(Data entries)
◇ ◇ ◇ ◇

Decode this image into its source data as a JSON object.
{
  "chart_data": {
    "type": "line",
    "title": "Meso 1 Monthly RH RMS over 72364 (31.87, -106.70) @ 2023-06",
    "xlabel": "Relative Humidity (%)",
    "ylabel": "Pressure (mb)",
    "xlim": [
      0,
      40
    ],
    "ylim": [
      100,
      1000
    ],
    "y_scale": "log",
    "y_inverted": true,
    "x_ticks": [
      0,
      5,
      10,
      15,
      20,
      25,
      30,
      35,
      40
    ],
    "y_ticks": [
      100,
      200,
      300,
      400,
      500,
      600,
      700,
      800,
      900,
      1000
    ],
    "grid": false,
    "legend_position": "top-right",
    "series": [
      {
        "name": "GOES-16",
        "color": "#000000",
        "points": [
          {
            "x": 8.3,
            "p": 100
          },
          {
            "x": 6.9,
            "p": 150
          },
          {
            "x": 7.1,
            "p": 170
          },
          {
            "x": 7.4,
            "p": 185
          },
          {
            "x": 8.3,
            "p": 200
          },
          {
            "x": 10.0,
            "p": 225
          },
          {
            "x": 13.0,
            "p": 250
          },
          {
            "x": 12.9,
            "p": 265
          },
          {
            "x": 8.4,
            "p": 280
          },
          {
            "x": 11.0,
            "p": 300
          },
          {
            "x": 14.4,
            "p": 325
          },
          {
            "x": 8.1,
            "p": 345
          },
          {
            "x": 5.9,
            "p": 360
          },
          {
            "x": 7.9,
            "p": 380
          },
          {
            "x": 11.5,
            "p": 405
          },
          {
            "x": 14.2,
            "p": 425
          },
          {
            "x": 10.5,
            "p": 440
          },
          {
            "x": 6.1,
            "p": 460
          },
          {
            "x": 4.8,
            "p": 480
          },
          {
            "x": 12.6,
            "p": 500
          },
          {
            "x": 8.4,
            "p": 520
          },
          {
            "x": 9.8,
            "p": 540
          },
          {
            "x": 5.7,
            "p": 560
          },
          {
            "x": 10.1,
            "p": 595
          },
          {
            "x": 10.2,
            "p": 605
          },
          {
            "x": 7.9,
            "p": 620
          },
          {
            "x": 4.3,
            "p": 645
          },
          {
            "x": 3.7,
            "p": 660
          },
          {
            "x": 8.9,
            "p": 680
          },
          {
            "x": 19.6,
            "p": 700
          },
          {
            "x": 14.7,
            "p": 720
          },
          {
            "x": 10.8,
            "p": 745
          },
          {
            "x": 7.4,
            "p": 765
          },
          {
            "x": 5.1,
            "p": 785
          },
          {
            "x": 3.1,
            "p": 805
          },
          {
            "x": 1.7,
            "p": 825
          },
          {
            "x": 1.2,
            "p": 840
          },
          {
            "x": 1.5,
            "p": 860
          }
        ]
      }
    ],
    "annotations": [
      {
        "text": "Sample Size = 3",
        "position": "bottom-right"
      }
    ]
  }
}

◇ ◇ ◇ ◇

■ **DESCRIPTION OF THE TASK**:
Each entry above is to be set down again in exactly the same words.

■ **EXERCISE RESULT**:
Decode this image into its source data as a JSON object.
{
  "chart_data": {
    "type": "line",
    "title": "Meso 1 Monthly RH RMS over 72364 (31.87, -106.70) @ 2023-06",
    "xlabel": "Relative Humidity (%)",
    "ylabel": "Pressure (mb)",
    "xlim": [
      0,
      40
    ],
    "ylim": [
      100,
      1000
    ],
    "y_scale": "log",
    "y_inverted": true,
    "x_ticks": [
      0,
      5,
      10,
      15,
      20,
      25,
      30,
      35,
      40
    ],
    "y_ticks": [
      100,
      200,
      300,
      400,
      500,
      600,
      700,
      800,
      900,
      1000
    ],
    "grid": false,
    "legend_position": "top-right",
    "series": [
      {
        "name": "GOES-16",
        "color": "#000000",
        "points": [
          {
            "x": 8.3,
            "p": 100
          },
          {
            "x": 6.9,
            "p": 150
          },
          {
            "x": 7.1,
            "p": 170
          },
          {
            "x": 7.4,
            "p": 185
          },
          {
            "x": 8.3,
            "p": 200
          },
          {
            "x": 10.0,
            "p": 225
          },
          {
            "x": 13.0,
            "p": 250
          },
          {
            "x": 12.9,
            "p": 265
          },
          {
            "x": 8.4,
            "p": 280
          },
          {
            "x": 11.0,
            "p": 300
          },
          {
            "x": 14.4,
            "p": 325
          },
          {
            "x": 8.1,
            "p": 345
          },
          {
            "x": 5.9,
            "p": 360
          },
          {
            "x": 7.9,
            "p": 380
          },
          {
            "x": 11.5,
            "p": 405
          },
          {
            "x": 14.2,
            "p": 425
          },
          {
            "x": 10.5,
            "p": 440
          },
          {
            "x": 6.1,
            "p": 460
          },
          {
            "x": 4.8,
            "p": 480
          },
          {
            "x": 12.6,
            "p": 500
          },
          {
            "x": 8.4,
            "p": 520
          },
          {
            "x": 9.8,
            "p": 540
          },
          {
            "x": 5.7,
            "p": 560
          },
          {
            "x": 10.1,
            "p": 595
          },
          {
            "x": 10.2,
            "p": 605
          },
          {
            "x": 7.9,
            "p": 620
          },
          {
            "x": 4.3,
            "p": 645
          },
          {
            "x": 3.7,
            "p": 660
          },
          {
            "x": 8.9,
            "p": 680
          },
          {
            "x": 19.6,
            "p": 700
          },
          {
            "x": 14.7,
            "p": 720
          },
          {
            "x": 10.8,
            "p": 745
          },
          {
            "x": 7.4,
            "p": 765
          },
          {
            "x": 5.1,
            "p": 785
          },
          {
            "x": 3.1,
            "p": 805
          },
          {
            "x": 1.7,
            "p": 825
          },
          {
            "x": 1.2,
            "p": 840
          },
          {
            "x": 1.5,
            "p": 860
          }
        ]
      }
    ],
    "annotations": [
      {
        "text": "Sample Size = 3",
        "position": "bottom-right"
      }
    ]
  }
}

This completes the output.